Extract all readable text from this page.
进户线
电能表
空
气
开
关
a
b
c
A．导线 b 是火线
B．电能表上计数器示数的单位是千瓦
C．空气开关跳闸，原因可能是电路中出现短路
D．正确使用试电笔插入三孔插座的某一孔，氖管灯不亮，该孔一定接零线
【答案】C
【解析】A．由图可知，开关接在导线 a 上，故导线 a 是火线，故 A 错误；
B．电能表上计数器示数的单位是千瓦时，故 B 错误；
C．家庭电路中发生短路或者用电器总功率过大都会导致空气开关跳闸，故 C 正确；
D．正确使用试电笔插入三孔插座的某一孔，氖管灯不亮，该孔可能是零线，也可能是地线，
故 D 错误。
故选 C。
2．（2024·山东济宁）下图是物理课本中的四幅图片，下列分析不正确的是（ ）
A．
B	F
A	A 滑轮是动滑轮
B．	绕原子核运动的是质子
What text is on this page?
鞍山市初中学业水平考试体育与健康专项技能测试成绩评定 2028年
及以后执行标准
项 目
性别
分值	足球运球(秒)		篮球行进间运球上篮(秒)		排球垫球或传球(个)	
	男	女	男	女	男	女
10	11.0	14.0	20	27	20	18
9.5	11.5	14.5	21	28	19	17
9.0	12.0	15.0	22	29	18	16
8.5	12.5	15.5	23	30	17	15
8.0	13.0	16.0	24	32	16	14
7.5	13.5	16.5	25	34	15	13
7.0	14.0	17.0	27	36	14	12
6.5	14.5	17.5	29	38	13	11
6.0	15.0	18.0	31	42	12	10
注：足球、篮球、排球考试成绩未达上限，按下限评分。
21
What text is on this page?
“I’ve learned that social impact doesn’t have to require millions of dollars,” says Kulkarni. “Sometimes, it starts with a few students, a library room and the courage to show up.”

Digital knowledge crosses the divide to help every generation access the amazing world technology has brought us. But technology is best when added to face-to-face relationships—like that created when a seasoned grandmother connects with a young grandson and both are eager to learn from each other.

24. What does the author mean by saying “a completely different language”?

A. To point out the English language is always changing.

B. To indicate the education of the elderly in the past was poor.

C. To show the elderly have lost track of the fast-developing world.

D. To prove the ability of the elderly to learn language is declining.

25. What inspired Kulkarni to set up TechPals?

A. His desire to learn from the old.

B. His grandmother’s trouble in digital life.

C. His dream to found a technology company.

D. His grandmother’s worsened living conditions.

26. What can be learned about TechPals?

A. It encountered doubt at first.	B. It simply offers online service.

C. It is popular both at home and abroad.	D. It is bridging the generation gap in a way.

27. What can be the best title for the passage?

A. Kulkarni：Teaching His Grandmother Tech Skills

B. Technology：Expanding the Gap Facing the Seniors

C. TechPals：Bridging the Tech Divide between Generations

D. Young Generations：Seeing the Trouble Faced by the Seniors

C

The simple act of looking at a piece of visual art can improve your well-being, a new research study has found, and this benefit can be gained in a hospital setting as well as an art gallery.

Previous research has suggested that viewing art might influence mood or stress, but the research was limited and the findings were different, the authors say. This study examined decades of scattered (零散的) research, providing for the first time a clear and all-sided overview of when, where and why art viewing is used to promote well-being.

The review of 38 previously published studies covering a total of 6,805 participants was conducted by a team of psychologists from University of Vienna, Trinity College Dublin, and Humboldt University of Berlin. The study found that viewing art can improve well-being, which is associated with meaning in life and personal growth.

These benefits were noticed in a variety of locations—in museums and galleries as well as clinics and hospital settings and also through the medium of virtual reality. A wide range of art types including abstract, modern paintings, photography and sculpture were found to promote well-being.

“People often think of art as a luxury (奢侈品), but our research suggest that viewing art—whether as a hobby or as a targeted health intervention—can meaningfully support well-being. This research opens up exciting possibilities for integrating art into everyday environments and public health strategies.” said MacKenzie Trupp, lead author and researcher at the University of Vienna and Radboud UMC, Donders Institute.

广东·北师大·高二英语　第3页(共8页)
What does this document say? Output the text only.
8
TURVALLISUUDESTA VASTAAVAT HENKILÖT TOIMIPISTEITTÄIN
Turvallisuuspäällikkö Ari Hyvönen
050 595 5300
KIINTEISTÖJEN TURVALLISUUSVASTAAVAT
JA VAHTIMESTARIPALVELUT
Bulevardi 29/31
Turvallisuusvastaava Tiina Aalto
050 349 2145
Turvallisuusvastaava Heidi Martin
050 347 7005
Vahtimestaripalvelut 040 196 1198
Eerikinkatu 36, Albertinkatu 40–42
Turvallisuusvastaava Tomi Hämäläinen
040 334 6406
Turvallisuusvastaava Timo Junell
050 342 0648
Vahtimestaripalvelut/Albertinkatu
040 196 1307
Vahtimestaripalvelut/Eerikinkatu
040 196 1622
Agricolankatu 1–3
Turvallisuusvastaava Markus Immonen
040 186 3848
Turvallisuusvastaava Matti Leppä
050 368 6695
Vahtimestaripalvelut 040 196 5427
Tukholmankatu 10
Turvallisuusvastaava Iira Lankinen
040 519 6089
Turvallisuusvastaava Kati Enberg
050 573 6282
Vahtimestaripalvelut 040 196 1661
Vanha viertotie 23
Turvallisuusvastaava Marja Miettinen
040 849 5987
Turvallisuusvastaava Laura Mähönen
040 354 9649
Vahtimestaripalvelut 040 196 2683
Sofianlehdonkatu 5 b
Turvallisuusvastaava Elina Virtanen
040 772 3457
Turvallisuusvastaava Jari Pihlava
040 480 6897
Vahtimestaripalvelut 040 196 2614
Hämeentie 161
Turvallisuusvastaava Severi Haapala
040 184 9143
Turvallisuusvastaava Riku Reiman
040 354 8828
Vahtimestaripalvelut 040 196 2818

^^^^

• REQUIREMENT: Read the lines above. Gather those in which the string "氖管灯不亮" is found.

• COMPLETE OUTPUT:
D．正确使用试电笔插入三孔插座的某一孔，氖管灯不亮，该孔一定接零线
D．正确使用试电笔插入三孔插座的某一孔，氖管灯不亮，该孔可能是零线，也可能是地线，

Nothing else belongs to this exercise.